─── Given records ───
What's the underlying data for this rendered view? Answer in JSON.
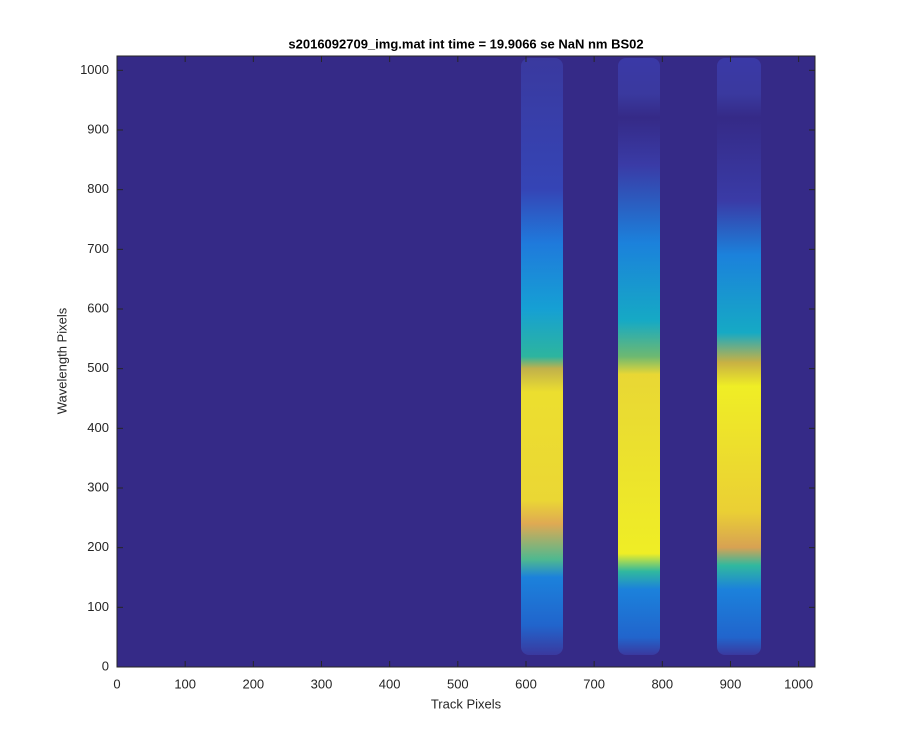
{
  "chart_data": {
    "type": "heatmap",
    "title": "s2016092709_img.mat int time = 19.9066 se  NaN nm BS02",
    "x_label": "Track Pixels",
    "y_label": "Wavelength Pixels",
    "xlim": [
      0,
      1024
    ],
    "ylim": [
      0,
      1024
    ],
    "xticks": [
      0,
      100,
      200,
      300,
      400,
      500,
      600,
      700,
      800,
      900,
      1000
    ],
    "yticks": [
      0,
      100,
      200,
      300,
      400,
      500,
      600,
      700,
      800,
      900,
      1000
    ],
    "colormap": "parula"
  }
}
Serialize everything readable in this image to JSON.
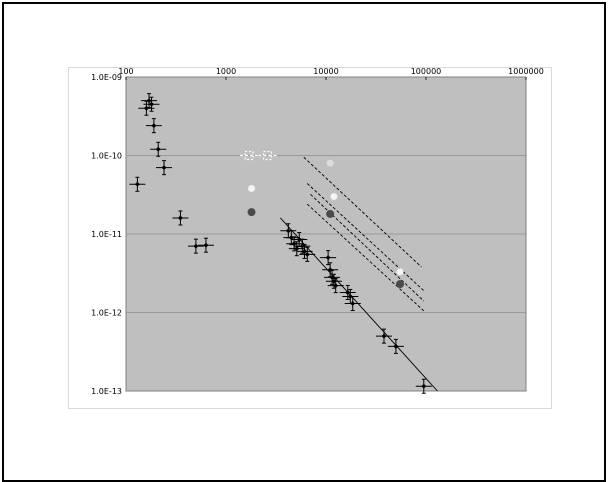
{
  "chart_data": {
    "type": "scatter",
    "x_scale": "log",
    "y_scale": "log",
    "xlim": [
      100,
      1000000
    ],
    "ylim": [
      1e-13,
      1e-09
    ],
    "x_tick_labels": [
      "100",
      "1000",
      "10000",
      "100000",
      "1000000"
    ],
    "y_tick_labels": [
      "1.0E-09",
      "1.0E-10",
      "1.0E-11",
      "1.0E-12",
      "1.0E-13"
    ],
    "x_axis_position": "top",
    "grid": "horizontal",
    "plot_background": "#bfbfbf",
    "series": [
      {
        "marker": "black-diamond-with-errorbars",
        "points": [
          {
            "x": 130,
            "y": 4.3e-11
          },
          {
            "x": 160,
            "y": 4e-10
          },
          {
            "x": 170,
            "y": 5e-10
          },
          {
            "x": 180,
            "y": 4.5e-10
          },
          {
            "x": 190,
            "y": 2.4e-10
          },
          {
            "x": 210,
            "y": 1.2e-10
          },
          {
            "x": 240,
            "y": 7e-11
          },
          {
            "x": 350,
            "y": 1.6e-11
          },
          {
            "x": 500,
            "y": 7e-12
          },
          {
            "x": 630,
            "y": 7.2e-12
          },
          {
            "x": 4200,
            "y": 1.1e-11
          },
          {
            "x": 4500,
            "y": 9e-12
          },
          {
            "x": 4800,
            "y": 7.5e-12
          },
          {
            "x": 5100,
            "y": 6.5e-12
          },
          {
            "x": 5400,
            "y": 8.5e-12
          },
          {
            "x": 5800,
            "y": 7e-12
          },
          {
            "x": 6100,
            "y": 6e-12
          },
          {
            "x": 6500,
            "y": 5.5e-12
          },
          {
            "x": 10500,
            "y": 5e-12
          },
          {
            "x": 11000,
            "y": 3.5e-12
          },
          {
            "x": 11500,
            "y": 2.8e-12
          },
          {
            "x": 12000,
            "y": 2.5e-12
          },
          {
            "x": 12500,
            "y": 2.2e-12
          },
          {
            "x": 16500,
            "y": 1.8e-12
          },
          {
            "x": 17500,
            "y": 1.6e-12
          },
          {
            "x": 18500,
            "y": 1.3e-12
          },
          {
            "x": 38000,
            "y": 5e-13
          },
          {
            "x": 50000,
            "y": 3.7e-13
          },
          {
            "x": 95000,
            "y": 1.15e-13
          }
        ]
      },
      {
        "marker": "dark-grey-dot",
        "points": [
          {
            "x": 1800,
            "y": 1.9e-11
          },
          {
            "x": 11000,
            "y": 1.8e-11
          },
          {
            "x": 55000,
            "y": 2.3e-12
          }
        ]
      },
      {
        "marker": "white-dot",
        "points": [
          {
            "x": 1800,
            "y": 3.8e-11
          },
          {
            "x": 12000,
            "y": 3e-11
          },
          {
            "x": 55000,
            "y": 3.3e-12
          }
        ]
      },
      {
        "marker": "light-grey-dot",
        "points": [
          {
            "x": 11000,
            "y": 8e-11
          }
        ]
      },
      {
        "marker": "open-dashed-box",
        "points": [
          {
            "x": 1700,
            "y": 1e-10
          },
          {
            "x": 2600,
            "y": 1e-10
          }
        ]
      }
    ],
    "lines": [
      {
        "style": "solid",
        "from": [
          3500,
          1.6e-11
        ],
        "to": [
          130000,
          1e-13
        ]
      },
      {
        "style": "dashed",
        "from": [
          6000,
          9.5e-11
        ],
        "to": [
          90000,
          3.8e-12
        ]
      },
      {
        "style": "dashed",
        "from": [
          6500,
          4.4e-11
        ],
        "to": [
          95000,
          1.9e-12
        ]
      },
      {
        "style": "dashed",
        "from": [
          7000,
          3.2e-11
        ],
        "to": [
          95000,
          1.4e-12
        ]
      },
      {
        "style": "dashed",
        "from": [
          6500,
          2.4e-11
        ],
        "to": [
          95000,
          1.05e-12
        ]
      }
    ]
  }
}
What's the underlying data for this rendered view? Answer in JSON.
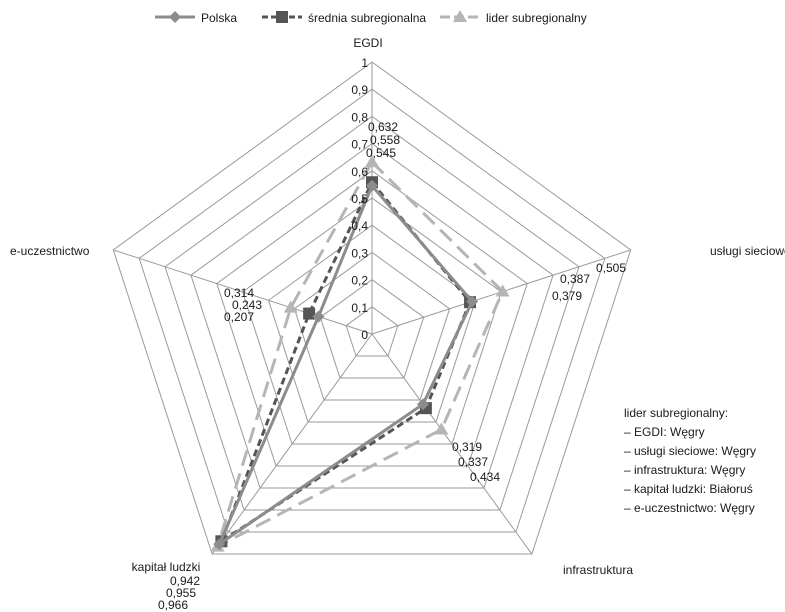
{
  "chart_data": {
    "type": "radar",
    "title": "",
    "axes": [
      "EGDI",
      "usługi sieciowe",
      "infrastruktura",
      "kapitał ludzki",
      "e-uczestnictwo"
    ],
    "radial_ticks": [
      "0",
      "0,1",
      "0,2",
      "0,3",
      "0,4",
      "0,5",
      "0,6",
      "0,7",
      "0,8",
      "0,9",
      "1"
    ],
    "rlim": [
      0,
      1
    ],
    "grid": true,
    "legend_position": "top",
    "series": [
      {
        "name": "Polska",
        "values": [
          0.545,
          0.387,
          0.319,
          0.955,
          0.207
        ],
        "color": "#8c8c8c",
        "style": "solid",
        "marker": "diamond"
      },
      {
        "name": "średnia subregionalna",
        "values": [
          0.558,
          0.379,
          0.337,
          0.942,
          0.243
        ],
        "color": "#555555",
        "style": "dashed",
        "marker": "square"
      },
      {
        "name": "lider subregionalny",
        "values": [
          0.632,
          0.505,
          0.434,
          0.966,
          0.314
        ],
        "color": "#b5b5b5",
        "style": "longdash",
        "marker": "triangle"
      }
    ],
    "value_labels": [
      [
        "0,632",
        "0,558",
        "0,545"
      ],
      [
        "0,505",
        "0,387",
        "0,379"
      ],
      [
        "0,319",
        "0,337",
        "0,434"
      ],
      [
        "0,942",
        "0,955",
        "0,966"
      ],
      [
        "0,314",
        "0,243",
        "0,207"
      ]
    ]
  },
  "note": {
    "title": "lider subregionalny:",
    "items": [
      "– EGDI: Węgry",
      "– usługi sieciowe: Węgry",
      "– infrastruktura: Węgry",
      "– kapitał ludzki: Białoruś",
      "– e-uczestnictwo: Węgry"
    ]
  }
}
───
Copy the listing exactly. Any image in it stays out of the copy.

Solution to this problem.
What's the underlying data for this rendered view? Answer in JSON.
{
  "chart_data": {
    "type": "heatmap",
    "title": "s2016092709_img.mat int time = 19.9066 se  NaN nm BS02",
    "x_label": "Track Pixels",
    "y_label": "Wavelength Pixels",
    "xlim": [
      0,
      1024
    ],
    "ylim": [
      0,
      1024
    ],
    "xticks": [
      0,
      100,
      200,
      300,
      400,
      500,
      600,
      700,
      800,
      900,
      1000
    ],
    "yticks": [
      0,
      100,
      200,
      300,
      400,
      500,
      600,
      700,
      800,
      900,
      1000
    ],
    "colormap": "parula"
  }
}
Serialize everything readable in this image to JSON.
{
  "chart_data": {
    "type": "scatter",
    "x_scale": "log",
    "y_scale": "log",
    "xlim": [
      100,
      1000000
    ],
    "ylim": [
      1e-13,
      1e-09
    ],
    "x_tick_labels": [
      "100",
      "1000",
      "10000",
      "100000",
      "1000000"
    ],
    "y_tick_labels": [
      "1.0E-09",
      "1.0E-10",
      "1.0E-11",
      "1.0E-12",
      "1.0E-13"
    ],
    "x_axis_position": "top",
    "grid": "horizontal",
    "plot_background": "#bfbfbf",
    "series": [
      {
        "marker": "black-diamond-with-errorbars",
        "points": [
          {
            "x": 130,
            "y": 4.3e-11
          },
          {
            "x": 160,
            "y": 4e-10
          },
          {
            "x": 170,
            "y": 5e-10
          },
          {
            "x": 180,
            "y": 4.5e-10
          },
          {
            "x": 190,
            "y": 2.4e-10
          },
          {
            "x": 210,
            "y": 1.2e-10
          },
          {
            "x": 240,
            "y": 7e-11
          },
          {
            "x": 350,
            "y": 1.6e-11
          },
          {
            "x": 500,
            "y": 7e-12
          },
          {
            "x": 630,
            "y": 7.2e-12
          },
          {
            "x": 4200,
            "y": 1.1e-11
          },
          {
            "x": 4500,
            "y": 9e-12
          },
          {
            "x": 4800,
            "y": 7.5e-12
          },
          {
            "x": 5100,
            "y": 6.5e-12
          },
          {
            "x": 5400,
            "y": 8.5e-12
          },
          {
            "x": 5800,
            "y": 7e-12
          },
          {
            "x": 6100,
            "y": 6e-12
          },
          {
            "x": 6500,
            "y": 5.5e-12
          },
          {
            "x": 10500,
            "y": 5e-12
          },
          {
            "x": 11000,
            "y": 3.5e-12
          },
          {
            "x": 11500,
            "y": 2.8e-12
          },
          {
            "x": 12000,
            "y": 2.5e-12
          },
          {
            "x": 12500,
            "y": 2.2e-12
          },
          {
            "x": 16500,
            "y": 1.8e-12
          },
          {
            "x": 17500,
            "y": 1.6e-12
          },
          {
            "x": 18500,
            "y": 1.3e-12
          },
          {
            "x": 38000,
            "y": 5e-13
          },
          {
            "x": 50000,
            "y": 3.7e-13
          },
          {
            "x": 95000,
            "y": 1.15e-13
          }
        ]
      },
      {
        "marker": "dark-grey-dot",
        "points": [
          {
            "x": 1800,
            "y": 1.9e-11
          },
          {
            "x": 11000,
            "y": 1.8e-11
          },
          {
            "x": 55000,
            "y": 2.3e-12
          }
        ]
      },
      {
        "marker": "white-dot",
        "points": [
          {
            "x": 1800,
            "y": 3.8e-11
          },
          {
            "x": 12000,
            "y": 3e-11
          },
          {
            "x": 55000,
            "y": 3.3e-12
          }
        ]
      },
      {
        "marker": "light-grey-dot",
        "points": [
          {
            "x": 11000,
            "y": 8e-11
          }
        ]
      },
      {
        "marker": "open-dashed-box",
        "points": [
          {
            "x": 1700,
            "y": 1e-10
          },
          {
            "x": 2600,
            "y": 1e-10
          }
        ]
      }
    ],
    "lines": [
      {
        "style": "solid",
        "from": [
          3500,
          1.6e-11
        ],
        "to": [
          130000,
          1e-13
        ]
      },
      {
        "style": "dashed",
        "from": [
          6000,
          9.5e-11
        ],
        "to": [
          90000,
          3.8e-12
        ]
      },
      {
        "style": "dashed",
        "from": [
          6500,
          4.4e-11
        ],
        "to": [
          95000,
          1.9e-12
        ]
      },
      {
        "style": "dashed",
        "from": [
          7000,
          3.2e-11
        ],
        "to": [
          95000,
          1.4e-12
        ]
      },
      {
        "style": "dashed",
        "from": [
          6500,
          2.4e-11
        ],
        "to": [
          95000,
          1.05e-12
        ]
      }
    ]
  }
}
What's the underlying data for this rendered view? Answer in JSON.
{
  "chart_data": {
    "type": "radar",
    "title": "",
    "axes": [
      "EGDI",
      "usługi sieciowe",
      "infrastruktura",
      "kapitał ludzki",
      "e-uczestnictwo"
    ],
    "radial_ticks": [
      "0",
      "0,1",
      "0,2",
      "0,3",
      "0,4",
      "0,5",
      "0,6",
      "0,7",
      "0,8",
      "0,9",
      "1"
    ],
    "rlim": [
      0,
      1
    ],
    "grid": true,
    "legend_position": "top",
    "series": [
      {
        "name": "Polska",
        "values": [
          0.545,
          0.387,
          0.319,
          0.955,
          0.207
        ],
        "color": "#8c8c8c",
        "style": "solid",
        "marker": "diamond"
      },
      {
        "name": "średnia subregionalna",
        "values": [
          0.558,
          0.379,
          0.337,
          0.942,
          0.243
        ],
        "color": "#555555",
        "style": "dashed",
        "marker": "square"
      },
      {
        "name": "lider subregionalny",
        "values": [
          0.632,
          0.505,
          0.434,
          0.966,
          0.314
        ],
        "color": "#b5b5b5",
        "style": "longdash",
        "marker": "triangle"
      }
    ],
    "value_labels": [
      [
        "0,632",
        "0,558",
        "0,545"
      ],
      [
        "0,505",
        "0,387",
        "0,379"
      ],
      [
        "0,319",
        "0,337",
        "0,434"
      ],
      [
        "0,942",
        "0,955",
        "0,966"
      ],
      [
        "0,314",
        "0,243",
        "0,207"
      ]
    ]
  },
  "note": {
    "title": "lider subregionalny:",
    "items": [
      "– EGDI: Węgry",
      "– usługi sieciowe: Węgry",
      "– infrastruktura: Węgry",
      "– kapitał ludzki: Białoruś",
      "– e-uczestnictwo: Węgry"
    ]
  }
}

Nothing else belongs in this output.